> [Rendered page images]
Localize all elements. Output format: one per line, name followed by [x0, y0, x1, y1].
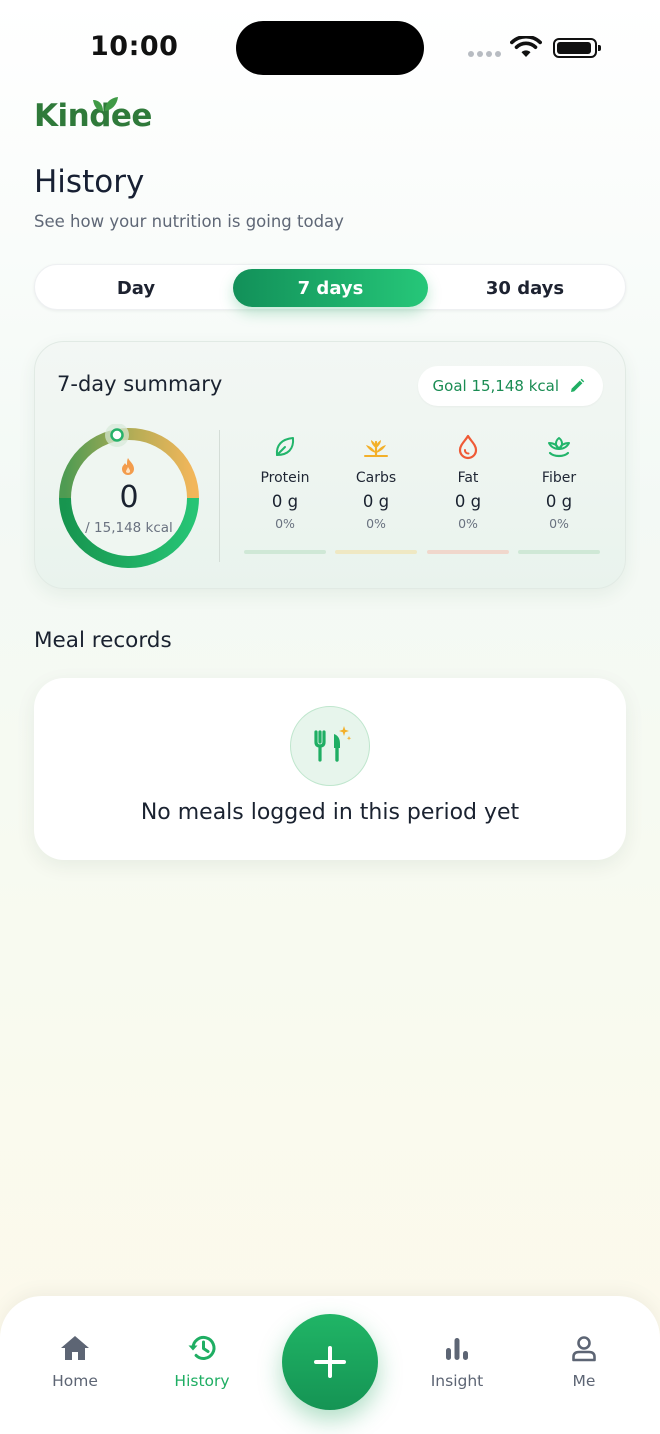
fiber-progress-bar — [518, 550, 600, 554]
nav-home[interactable]: Home — [25, 1332, 125, 1390]
carbs-progress-bar — [335, 550, 417, 554]
nav-label: Home — [52, 1372, 98, 1390]
status-time: 10:00 — [90, 31, 179, 62]
history-icon — [188, 1335, 216, 1360]
macro-fiber: Fiber 0 g 0% — [518, 434, 600, 531]
calorie-ring: 0 / 15,148 kcal — [55, 423, 203, 572]
sprout-icon — [548, 437, 570, 458]
macro-name: Fat — [457, 470, 479, 486]
add-meal-button[interactable] — [282, 1314, 378, 1410]
bar-chart-icon — [446, 1338, 468, 1360]
page-subtitle: See how your nutrition is going today — [34, 212, 344, 231]
nav-label: Me — [572, 1372, 596, 1390]
drop-icon — [458, 434, 478, 460]
meal-records-card: No meals logged in this period yet — [34, 678, 626, 860]
calories-value: 0 — [119, 480, 139, 515]
pencil-icon — [571, 378, 585, 392]
macro-amount: 0 g — [454, 492, 482, 511]
macro-percent: 0% — [275, 516, 295, 531]
nav-label: Insight — [430, 1372, 484, 1390]
tab-7-days[interactable]: 7 days — [233, 269, 428, 307]
page-title: History — [34, 164, 145, 200]
meal-records-title: Meal records — [34, 628, 172, 653]
fat-progress-bar — [427, 550, 509, 554]
summary-divider — [219, 430, 220, 562]
flame-icon — [122, 458, 134, 475]
tab-day[interactable]: Day — [39, 269, 233, 307]
macro-percent: 0% — [366, 516, 386, 531]
brand-logo: Kindee — [34, 97, 152, 138]
home-icon — [61, 1336, 89, 1360]
signal-dots-icon — [468, 51, 501, 57]
fork-knife-sparkle-icon — [314, 726, 352, 762]
meals-empty-text: No meals logged in this period yet — [140, 800, 520, 825]
leaf-logo-icon — [93, 97, 118, 111]
wifi-icon — [510, 36, 542, 57]
calories-goal: / 15,148 kcal — [85, 520, 173, 536]
macro-percent: 0% — [549, 516, 569, 531]
macro-amount: 0 g — [545, 492, 573, 511]
person-icon — [572, 1336, 596, 1362]
summary-card: 7-day summary Goal 15,148 kcal 0 / 15,14… — [34, 341, 626, 589]
macro-amount: 0 g — [362, 492, 390, 511]
macro-percent: 0% — [458, 516, 478, 531]
macro-name: Carbs — [355, 470, 397, 486]
macro-carbs: Carbs 0 g 0% — [335, 434, 417, 531]
macro-name: Protein — [260, 470, 310, 486]
plus-icon — [314, 1346, 346, 1378]
nav-history[interactable]: History — [152, 1332, 252, 1390]
range-segmented-control: Day 7 days 30 days — [34, 264, 626, 310]
goal-label: Goal 15,148 kcal — [432, 377, 559, 395]
goal-button[interactable]: Goal 15,148 kcal — [417, 366, 603, 406]
protein-progress-bar — [244, 550, 326, 554]
tab-30-days[interactable]: 30 days — [428, 269, 622, 307]
status-bar: 10:00 — [0, 0, 660, 96]
macro-amount: 0 g — [271, 492, 299, 511]
leaf-icon — [275, 437, 295, 456]
macro-protein: Protein 0 g 0% — [244, 434, 326, 531]
nav-me[interactable]: Me — [534, 1332, 634, 1390]
dynamic-island — [236, 21, 424, 75]
macro-name: Fiber — [541, 470, 577, 486]
wheat-icon — [364, 440, 388, 458]
battery-icon — [553, 38, 601, 58]
nav-label: History — [174, 1372, 230, 1390]
meal-placeholder — [290, 706, 370, 786]
nav-insight[interactable]: Insight — [407, 1332, 507, 1390]
summary-title: 7-day summary — [57, 372, 223, 396]
macro-fat: Fat 0 g 0% — [427, 434, 509, 531]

> [Action item] Transcribe the entries word for word, without their pictures.

> [Written answer]
Localize all elements. Output format: one per line, name followed by [x0, y0, x1, y1].
fiber-progress-bar — [518, 550, 600, 554]
nav-home[interactable]: Home — [25, 1332, 125, 1390]
carbs-progress-bar — [335, 550, 417, 554]
nav-label: Home — [52, 1372, 98, 1390]
status-time: 10:00 — [90, 31, 179, 62]
history-icon — [188, 1335, 216, 1360]
macro-fiber: Fiber 0 g 0% — [518, 434, 600, 531]
calorie-ring: 0 / 15,148 kcal — [55, 423, 203, 572]
sprout-icon — [548, 437, 570, 458]
macro-name: Fat — [457, 470, 479, 486]
add-meal-button[interactable] — [282, 1314, 378, 1410]
bar-chart-icon — [446, 1338, 468, 1360]
page-subtitle: See how your nutrition is going today — [34, 212, 344, 231]
nav-label: Me — [572, 1372, 596, 1390]
drop-icon — [458, 434, 478, 460]
meal-records-card: No meals logged in this period yet — [34, 678, 626, 860]
calories-value: 0 — [119, 480, 139, 515]
pencil-icon — [571, 378, 585, 392]
macro-amount: 0 g — [454, 492, 482, 511]
macro-percent: 0% — [275, 516, 295, 531]
nav-label: Insight — [430, 1372, 484, 1390]
tab-7-days[interactable]: 7 days — [233, 269, 428, 307]
page-title: History — [34, 164, 145, 200]
meal-records-title: Meal records — [34, 628, 172, 653]
fat-progress-bar — [427, 550, 509, 554]
summary-divider — [219, 430, 220, 562]
flame-icon — [122, 458, 134, 475]
tab-day[interactable]: Day — [39, 269, 233, 307]
macro-percent: 0% — [366, 516, 386, 531]
brand-logo: Kindee — [34, 97, 152, 138]
home-icon — [61, 1336, 89, 1360]
signal-dots-icon — [468, 51, 501, 57]
fork-knife-sparkle-icon — [314, 726, 352, 762]
meals-empty-text: No meals logged in this period yet — [140, 800, 520, 825]
leaf-logo-icon — [93, 97, 118, 111]
wifi-icon — [510, 36, 542, 57]
calories-goal: / 15,148 kcal — [85, 520, 173, 536]
macro-percent: 0% — [549, 516, 569, 531]
macro-amount: 0 g — [545, 492, 573, 511]
person-icon — [572, 1336, 596, 1362]
summary-card: 7-day summary Goal 15,148 kcal 0 / 15,14… — [34, 341, 626, 589]
macro-amount: 0 g — [362, 492, 390, 511]
macro-percent: 0% — [458, 516, 478, 531]
macro-name: Carbs — [355, 470, 397, 486]
macro-carbs: Carbs 0 g 0% — [335, 434, 417, 531]
macro-name: Protein — [260, 470, 310, 486]
plus-icon — [314, 1346, 346, 1378]
nav-history[interactable]: History — [152, 1332, 252, 1390]
range-segmented-control: Day 7 days 30 days — [34, 264, 626, 310]
goal-label: Goal 15,148 kcal — [432, 377, 559, 395]
goal-button[interactable]: Goal 15,148 kcal — [417, 366, 603, 406]
protein-progress-bar — [244, 550, 326, 554]
tab-30-days[interactable]: 30 days — [428, 269, 622, 307]
status-bar: 10:00 — [0, 0, 660, 96]
macro-amount: 0 g — [271, 492, 299, 511]
leaf-icon — [275, 437, 295, 456]
macro-protein: Protein 0 g 0% — [244, 434, 326, 531]
nav-me[interactable]: Me — [534, 1332, 634, 1390]
dynamic-island — [236, 21, 424, 75]
macro-name: Fiber — [541, 470, 577, 486]
wheat-icon — [364, 440, 388, 458]
battery-icon — [553, 38, 601, 58]
nav-label: History — [174, 1372, 230, 1390]
meal-placeholder — [290, 706, 370, 786]
nav-insight[interactable]: Insight — [407, 1332, 507, 1390]
summary-title: 7-day summary — [57, 372, 223, 396]
macro-fat: Fat 0 g 0% — [427, 434, 509, 531]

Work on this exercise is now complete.